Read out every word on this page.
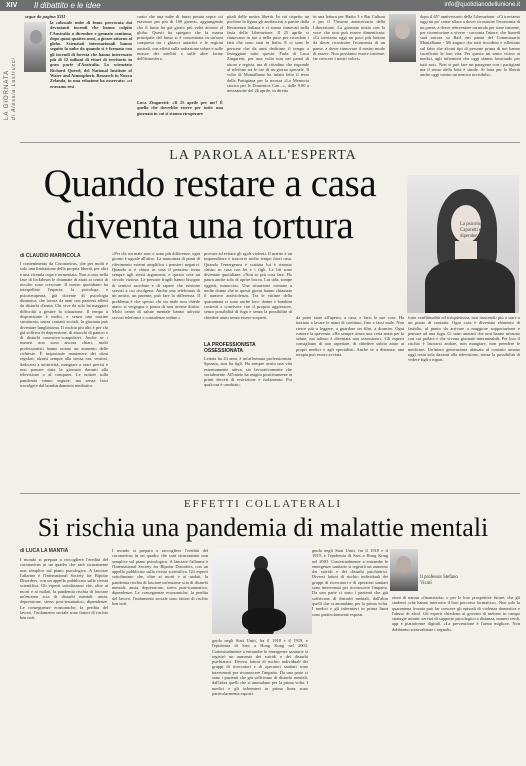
XIV Il dibattito e le idee	info@quotidianodellunione.it
LA GIORNATA di Alessia Lastrucci
segue da pagina XIII
la colossale nube di fumo provocata dai devastanti incendi che hanno colpito l'Australia a dicembre e gennaio continua, dopo quasi quattro mesi, a girare attorno al globo. Scienziati internazionali hanno seguito la nube da quando si è formata con gli incendi di foresta che hanno interessato più di 12 milioni di ettari di territorio in gran parte d'Australia. Lo scienziato Richard Querel, del National Institute of Water and Atmospheric Research in Nuova Zelanda, in una relazione ha osservato: «ci eravamo resi
conto che una nube di fumo posata sopra «ci eravamo per più di 100 giorni», aggiungendo che il fumo ha già girato più volte attorno al globo. Questi ha spiegato che la massa principale del fumo si è concentrata in un'area compresa tra i ghiacci antartici e le regioni australi, con effetti sulla radiazione solare e sulle misure dei satelliti e sulle altre forme dell'atmosfera.
Luca Zingaretti: «Il 25 aprile per me? È quello che dovrebbe essere per tutti: una giornata in cui si stanno ricuperare
pitali delle nostra libertà. In cui rispetto un pochino la figura gli antifascisti a partire dalla Resistenza italiana e ci siamo rinnovati nella festa della Liberazione. Il 25 aprile ci rinnovano in noi a nella pace per ricordare i fatti che sono stati in Italia. E ci sono le persone che da anni dedicano il tempo a festeggiare tutto questo. Parla di Luca Zingaretti, per una volta non nei panni di attore e regista, ma di cittadino che risponde al telefono tra le ore di un giorno speciale. Il volto di Montalbano ha infatti letto il testo della Partigiana per la mostra «La Memoria storica per le Domenica Con...», dalle 9.00 a mezzanotte del 26 aprile, in diretta
in una lettura per Radio 3 e Rai Cultura e per il 75esimo anniversario della Liberazione. La giornata inizia con la voce che non può essere dimenticata: «Ci troviamo oggi un poco più lontani da dover ricostruire l'economia di un paese, a dover rinnovare il nostro modo di essere. Non possiamo essere insieme, far crescere i nostri valori»
dopo il 65° anniversario della Liberazione. «Ci troviamo oggi un po' come allora a dover ricostruire l'economia di un paese, a dover reinventare un modo per stare insieme, per ricominciare a vivere - racconta l'attore, che liunedì sarà ancora su Rai1 nei panni del Commissario Montalbano - Mi auguro che tutti ricordino e riflettano sul fatto che alcuni tipi di persone prima di noi hanno sacrificato la loro vita. Per questo mi sento vicino ai medici, agli infermieri che oggi stanno lavorando per tutti noi». Non si può fare un paragone con i partigiani ma il senso della lotta è simile. Si lotta per la libertà anche oggi contro un nemico invisibile».
LA PAROLA ALL'ESPERTA
Quando restare a casa diventa una tortura	La psicologa Elsa Caporetti e le dipendenze
di CLAUDIO MARINCOLA
I contenimento da Coronavirus, che per molti è solo una limitazione della propria libertà, per altri è una vicenda cupa e tormentata. Non a caso nella fase di lockdown le chiamate di aiuto ai centri di ascolto sono cresciute. Il nostro quotidiano ha interpellato l'esperta: la psicologa e psicoterapeuta, già docente di psicologia dinamica, che lavora da anni con pazienti affetti da disturbi d'ansia. Chi vive da solo ha maggiori difficoltà a gestire la situazione. Il tempo a disposizione è molto, e senza una routine strutturata, senza contatti sociali, la giornata può diventare lunghissima. Il rischio più alto è per chi già soffriva di depressione, di attacchi di panico o di disturbi ossessivo-compulsivi. Anche se i numeri non sono ancora chiari, molti professionisti hanno notato un aumento delle richieste. È importante mantenere dei ritmi regolari, alzarsi sempre alla stessa ora, vestirsi, dedicarsi a un'attività, mangiare a orari precisi e non passare tutta la giornata davanti alla televisione o al computer. Le notizie sulla pandemia vanno seguite, ma senza farsi travolgere dal bombardamento mediatico.
«Per chi sta male non ci sono più differenze, ogni giorno è uguale all'altro. La mancanza di punti di riferimento esterni amplifica i pensieri negativi. Quando si è chiusi in casa il pensiero torna sempre agli stessi argomenti, e questo crea un circolo vizioso. Le persone fragili hanno bisogno di sentirsi ascoltate e di sapere che esistono servizi a cui rivolgersi. Anche una telefonata di un amico, un parente, può fare la differenza. Il problema è che spesso chi sta male non chiede aiuto: si vergogna o pensa di non averne diritto. Molti centri di salute mentale hanno attivato servizi telefonici e consulenze online.»
provare ad evitare gli sgoli violenti. Il marito è un imprenditore e trascorre molto tempo fuori casa. Quando l'emergenza è scattata lui è rimasto chiuso in casa con lei e i figli. Le liti sono diventate quotidiane. «Non so più cosa fare. Ho paura anche solo di aprire bocca. Lui urla, rompe oggetti, minaccia». Una situazione comune a molte donne che in questi giorni hanno chiamato il numero antiviolenza. Tra le vittime della quarantena ci sono anche loro: donne e bambini costretti a convivere con il proprio aggressore, senza possibilità di fuga e senza la possibilità di chiedere aiuto senza essere scoperti.
LA PROFESSIONISTA OSSESSIONATA
Letizia ha 43 anni, è un'affermata professionista. Sposata, non ha figli. Ha sempre avuto una vita estremamente attiva, sia lavorativamente che socialmente. All'inizio ha reagito positivamente ai primi decreti di restrizione e isolamento. Poi qualcosa è cambiato.
da poter stare all'aperto, a casa, e farsi le sue cose. Ha iniziato a lavare le mani di continuo, fino a farsi male. Non riesce più a leggere, a guardare un film, a dormire. Ogni rumore la spaventa. «Ho sempre avuto una certa ansia per la salute, ma adesso è diventata una ossessione». Gli esperti consigliano di non aspettare, di chiedere subito aiuto ai propri medici o agli specialisti. Anche se a distanza, una terapia può essere avviata.
forte conflittualità ed irriquietezza, non riuscendo più a stare a un punto di contatto. Ogni cosa è diventata elemento di fastidio, al punto da arrivare a maggiore sopportazione e pensare ad una fuga. Ci sono anziani che non hanno nessuno con cui parlare e che vivono giornate interminabili. Per loro il rischio è lasciarsi andare, non mangiare, non prendere le medicine. Un'intera generazione abituata al contatto umano oggi resta sola davanti alla televisione, senza la possibilità di vedere figli e nipoti.
EFFETTI COLLATERALI
Si rischia una pandemia di malattie mentali
di LUCA LA MANTIA
I mondo si prepara a raccogliere l'eredità del coronavirus in un quadro che sarà sicuramente non semplice sul piano psicologico. A lanciare l'allarme è l'International Society for Bipolar Disorders, con un appello pubblicato sulla rivista scientifica. Gli esperti sottolineano che, oltre ai morti e ai malati, la pandemia rischia di lasciare un'enorme scia di disturbi mentali: ansia, depressione, stress post-traumatico, dipendenze. Le conseguenze economiche, la perdita del lavoro, l'isolamento sociale sono fattori di rischio ben noti.
I mondo si prepara a raccogliere l'eredità del coronavirus in un quadro che sarà sicuramente non semplice sul piano psicologico. A lanciare l'allarme è l'International Society for Bipolar Disorders, con un appello pubblicato sulla rivista scientifica. Gli esperti sottolineano che, oltre ai morti e ai malati, la pandemia rischia di lasciare un'enorme scia di disturbi mentali: ansia, depressione, stress post-traumatico, dipendenze. Le conseguenze economiche, la perdita del lavoro, l'isolamento sociale sono fattori di rischio ben noti.
gnola negli Stati Uniti, fra il 1918 e il 1919, e l'epidemia di Sars a Hong Kong nel 2003. Contestualmente a entrambe le emergenze sanitarie si registrò un aumento dei suicidi e dei disturbi psichiatrici. Diversi fattori di rischio individuali dei gruppi di ricercatori e di operatori sanitari sono intervenuti per riconoscere l'impatto. Da una parte ci sono i pazienti che già soffrivano di disturbi mentali, dall'altra quelli che si ammalano per la prima volta. I medici e gli infermieri in prima linea sono particolarmente esposti.
gnola negli Stati Uniti, fra il 1918 e il 1919, e l'epidemia di Sars a Hong Kong nel 2003. Contestualmente a entrambe le emergenze sanitarie si registrò un aumento dei suicidi e dei disturbi psichiatrici. Diversi fattori di rischio individuali dei gruppi di ricercatori e di operatori sanitari sono intervenuti per riconoscere l'impatto. Da una parte ci sono i pazienti che già soffrivano di disturbi mentali, dall'altra quelli che si ammalano per la prima volta. I medici e gli infermieri in prima linea sono particolarmente esposti.
Il professor Stefano Vicari
zioni di natura «finanziaria» o per le loro prospettive future, che gli studenti «che hanno interrotto il loro percorso formativo». Non solo la quarantena forzata può far crescere gli episodi di violenza domestica e l'abuso di alcol. Gli esperti chiedono ai governi di mettere in campo strategie mirate: servizi di supporto psicologico a distanza, numeri verdi, app e piattaforme digitali. «La prevenzione è l'arma migliore. Non dobbiamo sottovalutare i segnali».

▶ [Action item]: What lines in the material above hold the string "aprile"? List them.

▶ [Exercise solution]:
Luca Zingaretti: «Il 25 aprile per me? È quello che dovrebbe essere per tutti: una giornata in cui si stanno ricuperare
pitali delle nostra libertà. In cui rispetto un pochino la figura gli antifascisti a partire dalla Resistenza italiana e ci siamo rinnovati nella festa della Liberazione. Il 25 aprile ci rinnovano in noi a nella pace per ricordare i fatti che sono stati in Italia. E ci sono le persone che da anni dedicano il tempo a festeggiare tutto questo. Parla di Luca Zingaretti, per una volta non nei panni di attore e regista, ma di cittadino che risponde al telefono tra le ore di un giorno speciale. Il volto di Montalbano ha infatti letto il testo della Partigiana per la mostra «La Memoria storica per le Domenica Con...», dalle 9.00 a mezzanotte del 26 aprile, in diretta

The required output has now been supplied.